- **Written instruction**
The entries below are to be repeated exactly as they stand.

- **Extracted records**
+---+
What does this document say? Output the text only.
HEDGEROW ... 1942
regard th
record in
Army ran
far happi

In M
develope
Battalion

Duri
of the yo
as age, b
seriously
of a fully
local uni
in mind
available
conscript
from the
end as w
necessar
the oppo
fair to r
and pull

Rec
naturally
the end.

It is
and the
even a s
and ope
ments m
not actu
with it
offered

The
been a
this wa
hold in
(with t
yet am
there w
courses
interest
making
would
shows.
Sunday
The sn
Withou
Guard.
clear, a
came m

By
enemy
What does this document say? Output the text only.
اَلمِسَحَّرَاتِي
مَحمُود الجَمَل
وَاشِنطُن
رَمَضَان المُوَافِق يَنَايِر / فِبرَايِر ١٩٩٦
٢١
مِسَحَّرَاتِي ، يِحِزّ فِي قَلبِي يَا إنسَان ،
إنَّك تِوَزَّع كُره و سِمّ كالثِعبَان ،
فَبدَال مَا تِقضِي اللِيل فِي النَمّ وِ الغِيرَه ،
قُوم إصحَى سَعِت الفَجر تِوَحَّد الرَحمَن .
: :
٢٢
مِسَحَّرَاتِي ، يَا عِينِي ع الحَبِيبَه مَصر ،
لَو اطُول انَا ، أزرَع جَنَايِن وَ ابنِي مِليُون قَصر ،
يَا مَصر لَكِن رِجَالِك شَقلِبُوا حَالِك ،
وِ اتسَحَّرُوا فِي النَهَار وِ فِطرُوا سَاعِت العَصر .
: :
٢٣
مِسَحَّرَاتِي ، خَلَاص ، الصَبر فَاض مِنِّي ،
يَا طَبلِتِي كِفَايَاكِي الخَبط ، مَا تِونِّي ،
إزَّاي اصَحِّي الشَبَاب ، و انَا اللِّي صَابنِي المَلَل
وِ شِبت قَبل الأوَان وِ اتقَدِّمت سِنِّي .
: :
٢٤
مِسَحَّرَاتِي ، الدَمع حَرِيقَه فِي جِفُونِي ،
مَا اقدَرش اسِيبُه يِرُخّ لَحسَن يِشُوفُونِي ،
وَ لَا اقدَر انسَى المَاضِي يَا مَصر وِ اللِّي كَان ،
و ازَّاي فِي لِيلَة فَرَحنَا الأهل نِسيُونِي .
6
+---+
- **Result for this task**
What does this document say? Output the text only.
HEDGEROW ... 1942
regard th
record in
Army ran
far happi

In M
develope
Battalion

Duri
of the yo
as age, b
seriously
of a fully
local uni
in mind
available
conscript
from the
end as w
necessar
the oppo
fair to r
and pull

Rec
naturally
the end.

It is
and the
even a s
and ope
ments m
not actu
with it
offered

The
been a
this wa
hold in
(with t
yet am
there w
courses
interest
making
would
shows.
Sunday
The sn
Withou
Guard.
clear, a
came m

By
enemy
What does this document say? Output the text only.
اَلمِسَحَّرَاتِي
مَحمُود الجَمَل
وَاشِنطُن
رَمَضَان المُوَافِق يَنَايِر / فِبرَايِر ١٩٩٦
٢١
مِسَحَّرَاتِي ، يِحِزّ فِي قَلبِي يَا إنسَان ،
إنَّك تِوَزَّع كُره و سِمّ كالثِعبَان ،
فَبدَال مَا تِقضِي اللِيل فِي النَمّ وِ الغِيرَه ،
قُوم إصحَى سَعِت الفَجر تِوَحَّد الرَحمَن .
: :
٢٢
مِسَحَّرَاتِي ، يَا عِينِي ع الحَبِيبَه مَصر ،
لَو اطُول انَا ، أزرَع جَنَايِن وَ ابنِي مِليُون قَصر ،
يَا مَصر لَكِن رِجَالِك شَقلِبُوا حَالِك ،
وِ اتسَحَّرُوا فِي النَهَار وِ فِطرُوا سَاعِت العَصر .
: :
٢٣
مِسَحَّرَاتِي ، خَلَاص ، الصَبر فَاض مِنِّي ،
يَا طَبلِتِي كِفَايَاكِي الخَبط ، مَا تِونِّي ،
إزَّاي اصَحِّي الشَبَاب ، و انَا اللِّي صَابنِي المَلَل
وِ شِبت قَبل الأوَان وِ اتقَدِّمت سِنِّي .
: :
٢٤
مِسَحَّرَاتِي ، الدَمع حَرِيقَه فِي جِفُونِي ،
مَا اقدَرش اسِيبُه يِرُخّ لَحسَن يِشُوفُونِي ،
وَ لَا اقدَر انسَى المَاضِي يَا مَصر وِ اللِّي كَان ،
و ازَّاي فِي لِيلَة فَرَحنَا الأهل نِسيُونِي .
6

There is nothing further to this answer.